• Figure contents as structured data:
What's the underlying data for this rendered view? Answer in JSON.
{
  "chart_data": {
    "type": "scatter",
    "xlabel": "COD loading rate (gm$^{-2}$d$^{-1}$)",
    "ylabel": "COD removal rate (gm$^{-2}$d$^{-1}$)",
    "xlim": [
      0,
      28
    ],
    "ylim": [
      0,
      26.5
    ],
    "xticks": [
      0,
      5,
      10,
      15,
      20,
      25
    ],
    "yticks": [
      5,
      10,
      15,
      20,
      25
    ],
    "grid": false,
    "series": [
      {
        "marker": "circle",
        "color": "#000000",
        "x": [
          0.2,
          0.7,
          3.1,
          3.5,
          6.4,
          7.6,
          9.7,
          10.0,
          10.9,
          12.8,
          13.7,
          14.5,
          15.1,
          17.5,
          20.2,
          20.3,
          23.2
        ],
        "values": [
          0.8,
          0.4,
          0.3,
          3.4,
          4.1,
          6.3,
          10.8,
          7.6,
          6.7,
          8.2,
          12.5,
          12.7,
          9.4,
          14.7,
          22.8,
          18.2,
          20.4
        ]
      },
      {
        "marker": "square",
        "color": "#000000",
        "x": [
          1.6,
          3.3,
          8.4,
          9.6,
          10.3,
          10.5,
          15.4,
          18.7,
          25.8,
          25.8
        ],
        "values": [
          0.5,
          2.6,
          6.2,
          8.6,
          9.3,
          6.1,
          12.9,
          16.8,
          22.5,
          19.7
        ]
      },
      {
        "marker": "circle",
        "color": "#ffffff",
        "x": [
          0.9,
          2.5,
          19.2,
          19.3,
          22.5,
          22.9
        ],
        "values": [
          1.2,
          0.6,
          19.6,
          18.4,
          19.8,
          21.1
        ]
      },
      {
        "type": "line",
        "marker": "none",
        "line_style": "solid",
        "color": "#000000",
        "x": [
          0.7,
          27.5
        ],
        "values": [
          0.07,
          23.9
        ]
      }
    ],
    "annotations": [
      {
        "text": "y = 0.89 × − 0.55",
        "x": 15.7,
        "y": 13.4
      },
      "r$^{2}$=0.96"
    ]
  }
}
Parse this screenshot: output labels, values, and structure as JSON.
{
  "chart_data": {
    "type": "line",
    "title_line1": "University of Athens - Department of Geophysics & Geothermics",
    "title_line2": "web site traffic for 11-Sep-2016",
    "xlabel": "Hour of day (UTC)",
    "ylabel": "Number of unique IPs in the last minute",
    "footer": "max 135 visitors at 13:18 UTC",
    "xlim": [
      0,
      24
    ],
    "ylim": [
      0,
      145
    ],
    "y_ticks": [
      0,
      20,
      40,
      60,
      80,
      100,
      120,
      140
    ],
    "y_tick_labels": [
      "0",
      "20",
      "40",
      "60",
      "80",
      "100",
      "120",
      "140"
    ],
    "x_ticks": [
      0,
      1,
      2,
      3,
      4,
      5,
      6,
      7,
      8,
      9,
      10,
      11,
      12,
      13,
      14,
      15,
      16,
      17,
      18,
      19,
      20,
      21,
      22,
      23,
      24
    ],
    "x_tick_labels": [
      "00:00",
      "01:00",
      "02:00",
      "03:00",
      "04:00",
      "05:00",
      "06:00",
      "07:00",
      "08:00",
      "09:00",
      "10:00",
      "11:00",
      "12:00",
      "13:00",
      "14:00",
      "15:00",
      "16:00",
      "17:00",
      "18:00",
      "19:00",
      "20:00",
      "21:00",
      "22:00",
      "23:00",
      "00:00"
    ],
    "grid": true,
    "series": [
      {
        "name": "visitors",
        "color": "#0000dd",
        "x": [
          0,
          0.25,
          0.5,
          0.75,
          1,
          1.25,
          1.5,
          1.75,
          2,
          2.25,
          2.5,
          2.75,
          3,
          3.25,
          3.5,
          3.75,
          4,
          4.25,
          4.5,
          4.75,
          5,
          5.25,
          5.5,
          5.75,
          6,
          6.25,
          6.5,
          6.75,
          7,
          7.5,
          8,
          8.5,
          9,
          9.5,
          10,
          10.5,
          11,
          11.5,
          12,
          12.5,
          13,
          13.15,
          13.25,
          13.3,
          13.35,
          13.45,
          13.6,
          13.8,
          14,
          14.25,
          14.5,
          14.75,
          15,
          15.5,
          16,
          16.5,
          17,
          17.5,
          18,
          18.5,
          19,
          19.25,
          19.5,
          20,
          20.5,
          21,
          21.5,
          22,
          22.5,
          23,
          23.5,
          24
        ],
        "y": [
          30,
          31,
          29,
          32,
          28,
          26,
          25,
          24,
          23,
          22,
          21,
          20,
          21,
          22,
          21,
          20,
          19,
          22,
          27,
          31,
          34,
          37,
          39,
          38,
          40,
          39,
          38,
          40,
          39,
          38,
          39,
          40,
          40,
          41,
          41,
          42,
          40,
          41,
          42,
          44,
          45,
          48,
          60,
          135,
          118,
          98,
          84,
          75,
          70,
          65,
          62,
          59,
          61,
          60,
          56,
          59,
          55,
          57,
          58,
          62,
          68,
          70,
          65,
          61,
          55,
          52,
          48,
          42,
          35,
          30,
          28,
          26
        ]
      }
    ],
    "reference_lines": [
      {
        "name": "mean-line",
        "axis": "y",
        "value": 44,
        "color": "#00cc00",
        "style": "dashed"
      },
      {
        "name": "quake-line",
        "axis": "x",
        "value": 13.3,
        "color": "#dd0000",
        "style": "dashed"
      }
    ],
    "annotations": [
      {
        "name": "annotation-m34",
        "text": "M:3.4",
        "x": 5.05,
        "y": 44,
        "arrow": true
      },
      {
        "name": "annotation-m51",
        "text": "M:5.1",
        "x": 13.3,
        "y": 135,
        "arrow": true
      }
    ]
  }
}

• WRITTEN PROBLEM: Reproduce the listing in full. Keep it exactly as written.

• WRITTEN ANSWER:
What's the underlying data for this rendered view? Answer in JSON.
{
  "chart_data": {
    "type": "scatter",
    "xlabel": "COD loading rate (gm$^{-2}$d$^{-1}$)",
    "ylabel": "COD removal rate (gm$^{-2}$d$^{-1}$)",
    "xlim": [
      0,
      28
    ],
    "ylim": [
      0,
      26.5
    ],
    "xticks": [
      0,
      5,
      10,
      15,
      20,
      25
    ],
    "yticks": [
      5,
      10,
      15,
      20,
      25
    ],
    "grid": false,
    "series": [
      {
        "marker": "circle",
        "color": "#000000",
        "x": [
          0.2,
          0.7,
          3.1,
          3.5,
          6.4,
          7.6,
          9.7,
          10.0,
          10.9,
          12.8,
          13.7,
          14.5,
          15.1,
          17.5,
          20.2,
          20.3,
          23.2
        ],
        "values": [
          0.8,
          0.4,
          0.3,
          3.4,
          4.1,
          6.3,
          10.8,
          7.6,
          6.7,
          8.2,
          12.5,
          12.7,
          9.4,
          14.7,
          22.8,
          18.2,
          20.4
        ]
      },
      {
        "marker": "square",
        "color": "#000000",
        "x": [
          1.6,
          3.3,
          8.4,
          9.6,
          10.3,
          10.5,
          15.4,
          18.7,
          25.8,
          25.8
        ],
        "values": [
          0.5,
          2.6,
          6.2,
          8.6,
          9.3,
          6.1,
          12.9,
          16.8,
          22.5,
          19.7
        ]
      },
      {
        "marker": "circle",
        "color": "#ffffff",
        "x": [
          0.9,
          2.5,
          19.2,
          19.3,
          22.5,
          22.9
        ],
        "values": [
          1.2,
          0.6,
          19.6,
          18.4,
          19.8,
          21.1
        ]
      },
      {
        "type": "line",
        "marker": "none",
        "line_style": "solid",
        "color": "#000000",
        "x": [
          0.7,
          27.5
        ],
        "values": [
          0.07,
          23.9
        ]
      }
    ],
    "annotations": [
      {
        "text": "y = 0.89 × − 0.55",
        "x": 15.7,
        "y": 13.4
      },
      "r$^{2}$=0.96"
    ]
  }
}
Parse this screenshot: output labels, values, and structure as JSON.
{
  "chart_data": {
    "type": "line",
    "title_line1": "University of Athens - Department of Geophysics & Geothermics",
    "title_line2": "web site traffic for 11-Sep-2016",
    "xlabel": "Hour of day (UTC)",
    "ylabel": "Number of unique IPs in the last minute",
    "footer": "max 135 visitors at 13:18 UTC",
    "xlim": [
      0,
      24
    ],
    "ylim": [
      0,
      145
    ],
    "y_ticks": [
      0,
      20,
      40,
      60,
      80,
      100,
      120,
      140
    ],
    "y_tick_labels": [
      "0",
      "20",
      "40",
      "60",
      "80",
      "100",
      "120",
      "140"
    ],
    "x_ticks": [
      0,
      1,
      2,
      3,
      4,
      5,
      6,
      7,
      8,
      9,
      10,
      11,
      12,
      13,
      14,
      15,
      16,
      17,
      18,
      19,
      20,
      21,
      22,
      23,
      24
    ],
    "x_tick_labels": [
      "00:00",
      "01:00",
      "02:00",
      "03:00",
      "04:00",
      "05:00",
      "06:00",
      "07:00",
      "08:00",
      "09:00",
      "10:00",
      "11:00",
      "12:00",
      "13:00",
      "14:00",
      "15:00",
      "16:00",
      "17:00",
      "18:00",
      "19:00",
      "20:00",
      "21:00",
      "22:00",
      "23:00",
      "00:00"
    ],
    "grid": true,
    "series": [
      {
        "name": "visitors",
        "color": "#0000dd",
        "x": [
          0,
          0.25,
          0.5,
          0.75,
          1,
          1.25,
          1.5,
          1.75,
          2,
          2.25,
          2.5,
          2.75,
          3,
          3.25,
          3.5,
          3.75,
          4,
          4.25,
          4.5,
          4.75,
          5,
          5.25,
          5.5,
          5.75,
          6,
          6.25,
          6.5,
          6.75,
          7,
          7.5,
          8,
          8.5,
          9,
          9.5,
          10,
          10.5,
          11,
          11.5,
          12,
          12.5,
          13,
          13.15,
          13.25,
          13.3,
          13.35,
          13.45,
          13.6,
          13.8,
          14,
          14.25,
          14.5,
          14.75,
          15,
          15.5,
          16,
          16.5,
          17,
          17.5,
          18,
          18.5,
          19,
          19.25,
          19.5,
          20,
          20.5,
          21,
          21.5,
          22,
          22.5,
          23,
          23.5,
          24
        ],
        "y": [
          30,
          31,
          29,
          32,
          28,
          26,
          25,
          24,
          23,
          22,
          21,
          20,
          21,
          22,
          21,
          20,
          19,
          22,
          27,
          31,
          34,
          37,
          39,
          38,
          40,
          39,
          38,
          40,
          39,
          38,
          39,
          40,
          40,
          41,
          41,
          42,
          40,
          41,
          42,
          44,
          45,
          48,
          60,
          135,
          118,
          98,
          84,
          75,
          70,
          65,
          62,
          59,
          61,
          60,
          56,
          59,
          55,
          57,
          58,
          62,
          68,
          70,
          65,
          61,
          55,
          52,
          48,
          42,
          35,
          30,
          28,
          26
        ]
      }
    ],
    "reference_lines": [
      {
        "name": "mean-line",
        "axis": "y",
        "value": 44,
        "color": "#00cc00",
        "style": "dashed"
      },
      {
        "name": "quake-line",
        "axis": "x",
        "value": 13.3,
        "color": "#dd0000",
        "style": "dashed"
      }
    ],
    "annotations": [
      {
        "name": "annotation-m34",
        "text": "M:3.4",
        "x": 5.05,
        "y": 44,
        "arrow": true
      },
      {
        "name": "annotation-m51",
        "text": "M:5.1",
        "x": 13.3,
        "y": 135,
        "arrow": true
      }
    ]
  }
}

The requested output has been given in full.